:: Required work ::
List each line of the data that holds the string "semasa", please.

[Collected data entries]
•••••
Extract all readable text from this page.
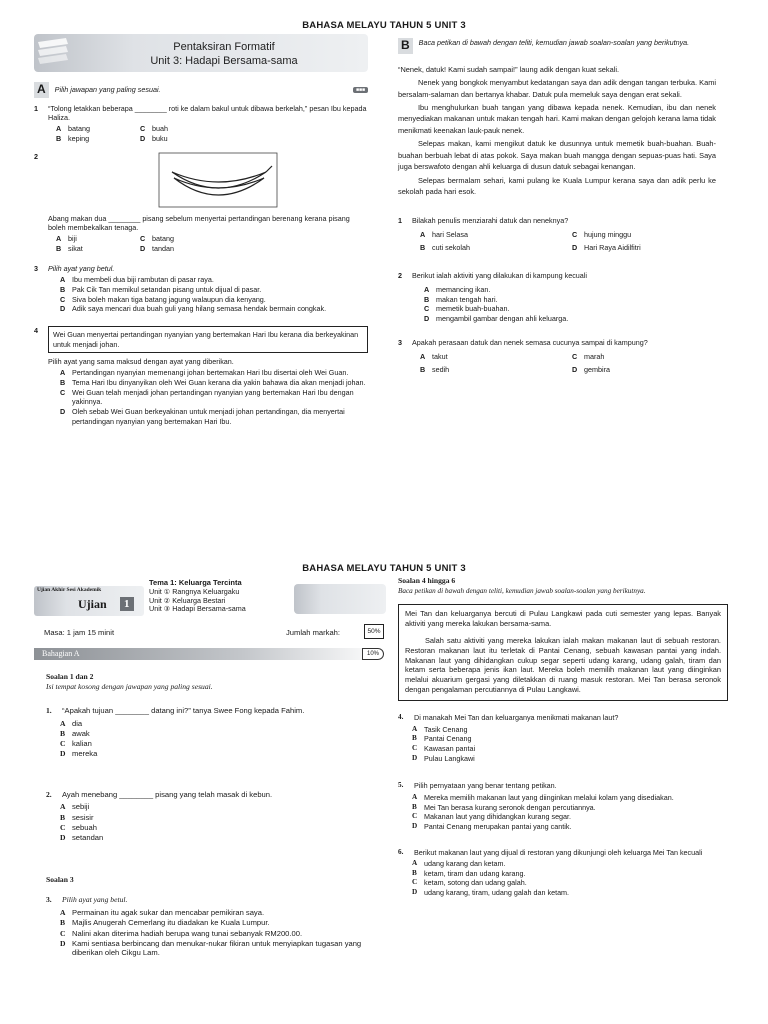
BAHASA MELAYU TAHUN 5 UNIT 3
Pentaksiran Formatif
Unit 3: Hadapi Bersama-sama
A	Pilih jawapan yang paling sesuai.	■■■
1	“Tolong letakkan beberapa ________ roti ke dalam bakul untuk dibawa berkelah,” pesan Ibu kepada Haliza.
A batang	C buah
B keping	D buku
2
Abang makan dua ________ pisang sebelum menyertai pertandingan berenang kerana pisang boleh membekalkan tenaga.
A biji	C batang
B sikat	D tandan
3	Pilih ayat yang betul.
A Ibu membeli dua biji rambutan di pasar raya.
B Pak Cik Tan memikul setandan pisang untuk dijual di pasar.
C Siva boleh makan tiga batang jagung walaupun dia kenyang.
D Adik saya mencari dua buah guli yang hilang semasa hendak bermain congkak.
4	Wei Guan menyertai pertandingan nyanyian yang bertemakan Hari Ibu kerana dia berkeyakinan untuk menjadi johan.
Pilih ayat yang sama maksud dengan ayat yang diberikan.
A Pertandingan nyanyian memenangi johan bertemakan Hari Ibu disertai oleh Wei Guan.
B Tema Hari Ibu dinyanyikan oleh Wei Guan kerana dia yakin bahawa dia akan menjadi johan.
C Wei Guan telah menjadi johan pertandingan nyanyian yang bertemakan Hari Ibu dengan yakinnya.
D Oleh sebab Wei Guan berkeyakinan untuk menjadi johan pertandingan, dia menyertai pertandingan nyanyian yang bertemakan Hari Ibu.
B	Baca petikan di bawah dengan teliti, kemudian jawab soalan-soalan yang berikutnya.

“Nenek, datuk! Kami sudah sampai!” laung adik dengan kuat sekali.

Nenek yang bongkok menyambut kedatangan saya dan adik dengan tangan terbuka. Kami bersalam-salaman dan bertanya khabar. Datuk pula memeluk saya dengan erat sekali.

Ibu menghulurkan buah tangan yang dibawa kepada nenek. Kemudian, ibu dan nenek menyediakan makanan untuk makan tengah hari. Kami makan dengan gelojoh kerana lama tidak menikmati keenakan lauk-pauk nenek.

Selepas makan, kami mengikut datuk ke dusunnya untuk memetik buah-buahan. Buah-buahan berbuah lebat di atas pokok. Saya makan buah mangga dengan sepuas-puas hati. Saya juga berswafoto dengan ahli keluarga di dusun datuk sebagai kenangan.

Selepas bermalam sehari, kami pulang ke Kuala Lumpur kerana saya dan adik perlu ke sekolah pada hari esok.

1	Bilakah penulis menziarahi datuk dan neneknya?
A hari Selasa	C hujung minggu
B cuti sekolah	D Hari Raya Aidilfitri
2	Berikut ialah aktiviti yang dilakukan di kampung kecuali
A memancing ikan.
B makan tengah hari.
C memetik buah-buahan.
D mengambil gambar dengan ahli keluarga.
3	Apakah perasaan datuk dan nenek semasa cucunya sampai di kampung?
A takut	C marah
B sedih	D gembira
BAHASA MELAYU TAHUN 5 UNIT 3
Ujian Akhir Sesi Akademik
Ujian	1
Tema 1: Keluarga Tercinta
Unit ① Rangnya Keluargaku
Unit ② Keluarga Bestari
Unit ③ Hadapi Bersama-sama
Masa: 1 jam 15 minit	Jumlah markah:	50%
Bahagian A	10%
Soalan 1 dan 2
Isi tempat kosong dengan jawapan yang paling sesuai.
1.	“Apakah tujuan ________ datang ini?” tanya Swee Fong kepada Fahim.
A dia
B awak
C kalian
D mereka
2.	Ayah menebang ________ pisang yang telah masak di kebun.
A sebiji
B sesisir
C sebuah
D setandan
Soalan 3
3.	Pilih ayat yang betul.
A Permainan itu agak sukar dan mencabar pemikiran saya.
B Majlis Anugerah Cemerlang itu diadakan ke Kuala Lumpur.
C Nalini akan diterima hadiah berupa wang tunai sebanyak RM200.00.
D Kami sentiasa berbincang dan menukar-nukar fikiran untuk menyiapkan tugasan yang diberikan oleh Cikgu Lam.
Soalan 4 hingga 6
Baca petikan di bawah dengan teliti, kemudian jawab soalan-soalan yang berikutnya.

Mei Tan dan keluarganya bercuti di Pulau Langkawi pada cuti semester yang lepas. Banyak aktiviti yang mereka lakukan bersama-sama.

Salah satu aktiviti yang mereka lakukan ialah makan makanan laut di sebuah restoran. Restoran makanan laut itu terletak di Pantai Cenang, sebuah kawasan pantai yang indah. Makanan laut yang dihidangkan cukup segar seperti udang karang, udang galah, tiram dan ketam serta beberapa jenis ikan laut. Mereka boleh memilih makanan laut yang diinginkan melalui akuarium gergasi yang diletakkan di ruang masuk restoran. Mei Tan berasa seronok dengan pengalaman percutiannya di Pulau Langkawi.

4.	Di manakah Mei Tan dan keluarganya menikmati makanan laut?
A Tasik Cenang
B	Pantai Cenang
C Kawasan pantai
D Pulau Langkawi
5.	Pilih pernyataan yang benar tentang petikan.
A Mereka memilih makanan laut yang diinginkan melalui kolam yang disediakan.
B	Mei Tan berasa kurang seronok dengan percutiannya.
C Makanan laut yang dihidangkan kurang segar.
D Pantai Cenang merupakan pantai yang cantik.
6.	Berikut makanan laut yang dijual di restoran yang dikunjungi oleh keluarga Mei Tan kecuali
A udang karang dan ketam.
B	ketam, tiram dan udang karang.
C ketam, sotong dan udang galah.
D udang karang, tiram, udang galah dan ketam.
•••••
:: Task answer ::
D Adik saya mencari dua buah guli yang hilang semasa hendak bermain congkak.
3	Apakah perasaan datuk dan nenek semasa cucunya sampai di kampung?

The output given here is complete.